WRITTEN EXERCISE. Output every line below exactly.

PROVIDED RECORDS.

════════════════════

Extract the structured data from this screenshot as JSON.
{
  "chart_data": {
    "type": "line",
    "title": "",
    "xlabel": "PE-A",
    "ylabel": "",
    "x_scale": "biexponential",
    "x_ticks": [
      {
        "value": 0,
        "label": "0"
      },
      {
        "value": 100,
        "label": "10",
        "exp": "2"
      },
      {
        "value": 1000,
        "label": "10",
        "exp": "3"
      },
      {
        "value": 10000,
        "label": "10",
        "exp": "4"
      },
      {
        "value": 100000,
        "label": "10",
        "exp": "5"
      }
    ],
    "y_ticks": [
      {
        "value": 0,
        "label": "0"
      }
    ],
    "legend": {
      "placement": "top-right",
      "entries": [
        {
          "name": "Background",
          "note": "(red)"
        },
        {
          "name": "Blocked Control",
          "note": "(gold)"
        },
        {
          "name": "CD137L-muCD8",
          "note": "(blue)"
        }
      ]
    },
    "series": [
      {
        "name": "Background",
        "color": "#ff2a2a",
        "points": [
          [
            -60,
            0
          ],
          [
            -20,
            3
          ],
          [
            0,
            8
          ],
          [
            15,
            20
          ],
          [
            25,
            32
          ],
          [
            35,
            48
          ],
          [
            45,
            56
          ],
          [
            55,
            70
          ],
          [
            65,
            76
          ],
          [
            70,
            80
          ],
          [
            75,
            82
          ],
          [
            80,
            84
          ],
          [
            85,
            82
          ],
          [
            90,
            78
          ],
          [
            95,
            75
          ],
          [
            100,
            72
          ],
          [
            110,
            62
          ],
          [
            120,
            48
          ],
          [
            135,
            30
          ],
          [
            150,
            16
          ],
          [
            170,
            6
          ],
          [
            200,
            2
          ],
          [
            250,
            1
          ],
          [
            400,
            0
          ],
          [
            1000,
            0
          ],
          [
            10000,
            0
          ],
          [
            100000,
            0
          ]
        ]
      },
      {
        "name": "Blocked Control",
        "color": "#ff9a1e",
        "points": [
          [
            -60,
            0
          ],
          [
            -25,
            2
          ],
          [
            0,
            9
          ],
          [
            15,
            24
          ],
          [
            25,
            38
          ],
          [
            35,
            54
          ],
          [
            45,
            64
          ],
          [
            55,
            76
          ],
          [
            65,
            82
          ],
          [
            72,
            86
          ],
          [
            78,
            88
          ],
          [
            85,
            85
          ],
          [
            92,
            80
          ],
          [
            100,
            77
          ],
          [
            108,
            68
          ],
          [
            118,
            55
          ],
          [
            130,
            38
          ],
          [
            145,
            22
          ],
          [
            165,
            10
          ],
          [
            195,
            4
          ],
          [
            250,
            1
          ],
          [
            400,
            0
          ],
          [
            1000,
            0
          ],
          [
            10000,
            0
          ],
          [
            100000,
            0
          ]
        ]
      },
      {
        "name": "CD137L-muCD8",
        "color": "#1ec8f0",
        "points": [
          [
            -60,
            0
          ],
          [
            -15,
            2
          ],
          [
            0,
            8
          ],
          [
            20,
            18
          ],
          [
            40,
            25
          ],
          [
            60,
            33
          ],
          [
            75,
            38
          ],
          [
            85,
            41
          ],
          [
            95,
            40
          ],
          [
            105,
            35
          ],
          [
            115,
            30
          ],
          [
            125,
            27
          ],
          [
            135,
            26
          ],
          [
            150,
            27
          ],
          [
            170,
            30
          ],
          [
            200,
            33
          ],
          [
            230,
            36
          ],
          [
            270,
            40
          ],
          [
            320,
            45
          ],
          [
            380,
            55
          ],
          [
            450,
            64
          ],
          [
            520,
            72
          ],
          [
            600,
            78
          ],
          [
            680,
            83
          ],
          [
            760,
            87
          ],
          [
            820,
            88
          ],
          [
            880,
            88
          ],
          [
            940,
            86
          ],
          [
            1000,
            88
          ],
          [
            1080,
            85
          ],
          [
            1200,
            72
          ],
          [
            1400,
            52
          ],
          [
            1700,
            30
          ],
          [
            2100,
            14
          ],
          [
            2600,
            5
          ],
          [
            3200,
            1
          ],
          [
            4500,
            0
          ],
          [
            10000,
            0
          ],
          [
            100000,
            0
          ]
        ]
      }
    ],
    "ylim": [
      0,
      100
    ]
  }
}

════════════════════

SOLUTION TO THE PROBLEM.
Extract the structured data from this screenshot as JSON.
{
  "chart_data": {
    "type": "line",
    "title": "",
    "xlabel": "PE-A",
    "ylabel": "",
    "x_scale": "biexponential",
    "x_ticks": [
      {
        "value": 0,
        "label": "0"
      },
      {
        "value": 100,
        "label": "10",
        "exp": "2"
      },
      {
        "value": 1000,
        "label": "10",
        "exp": "3"
      },
      {
        "value": 10000,
        "label": "10",
        "exp": "4"
      },
      {
        "value": 100000,
        "label": "10",
        "exp": "5"
      }
    ],
    "y_ticks": [
      {
        "value": 0,
        "label": "0"
      }
    ],
    "legend": {
      "placement": "top-right",
      "entries": [
        {
          "name": "Background",
          "note": "(red)"
        },
        {
          "name": "Blocked Control",
          "note": "(gold)"
        },
        {
          "name": "CD137L-muCD8",
          "note": "(blue)"
        }
      ]
    },
    "series": [
      {
        "name": "Background",
        "color": "#ff2a2a",
        "points": [
          [
            -60,
            0
          ],
          [
            -20,
            3
          ],
          [
            0,
            8
          ],
          [
            15,
            20
          ],
          [
            25,
            32
          ],
          [
            35,
            48
          ],
          [
            45,
            56
          ],
          [
            55,
            70
          ],
          [
            65,
            76
          ],
          [
            70,
            80
          ],
          [
            75,
            82
          ],
          [
            80,
            84
          ],
          [
            85,
            82
          ],
          [
            90,
            78
          ],
          [
            95,
            75
          ],
          [
            100,
            72
          ],
          [
            110,
            62
          ],
          [
            120,
            48
          ],
          [
            135,
            30
          ],
          [
            150,
            16
          ],
          [
            170,
            6
          ],
          [
            200,
            2
          ],
          [
            250,
            1
          ],
          [
            400,
            0
          ],
          [
            1000,
            0
          ],
          [
            10000,
            0
          ],
          [
            100000,
            0
          ]
        ]
      },
      {
        "name": "Blocked Control",
        "color": "#ff9a1e",
        "points": [
          [
            -60,
            0
          ],
          [
            -25,
            2
          ],
          [
            0,
            9
          ],
          [
            15,
            24
          ],
          [
            25,
            38
          ],
          [
            35,
            54
          ],
          [
            45,
            64
          ],
          [
            55,
            76
          ],
          [
            65,
            82
          ],
          [
            72,
            86
          ],
          [
            78,
            88
          ],
          [
            85,
            85
          ],
          [
            92,
            80
          ],
          [
            100,
            77
          ],
          [
            108,
            68
          ],
          [
            118,
            55
          ],
          [
            130,
            38
          ],
          [
            145,
            22
          ],
          [
            165,
            10
          ],
          [
            195,
            4
          ],
          [
            250,
            1
          ],
          [
            400,
            0
          ],
          [
            1000,
            0
          ],
          [
            10000,
            0
          ],
          [
            100000,
            0
          ]
        ]
      },
      {
        "name": "CD137L-muCD8",
        "color": "#1ec8f0",
        "points": [
          [
            -60,
            0
          ],
          [
            -15,
            2
          ],
          [
            0,
            8
          ],
          [
            20,
            18
          ],
          [
            40,
            25
          ],
          [
            60,
            33
          ],
          [
            75,
            38
          ],
          [
            85,
            41
          ],
          [
            95,
            40
          ],
          [
            105,
            35
          ],
          [
            115,
            30
          ],
          [
            125,
            27
          ],
          [
            135,
            26
          ],
          [
            150,
            27
          ],
          [
            170,
            30
          ],
          [
            200,
            33
          ],
          [
            230,
            36
          ],
          [
            270,
            40
          ],
          [
            320,
            45
          ],
          [
            380,
            55
          ],
          [
            450,
            64
          ],
          [
            520,
            72
          ],
          [
            600,
            78
          ],
          [
            680,
            83
          ],
          [
            760,
            87
          ],
          [
            820,
            88
          ],
          [
            880,
            88
          ],
          [
            940,
            86
          ],
          [
            1000,
            88
          ],
          [
            1080,
            85
          ],
          [
            1200,
            72
          ],
          [
            1400,
            52
          ],
          [
            1700,
            30
          ],
          [
            2100,
            14
          ],
          [
            2600,
            5
          ],
          [
            3200,
            1
          ],
          [
            4500,
            0
          ],
          [
            10000,
            0
          ],
          [
            100000,
            0
          ]
        ]
      }
    ],
    "ylim": [
      0,
      100
    ]
  }
}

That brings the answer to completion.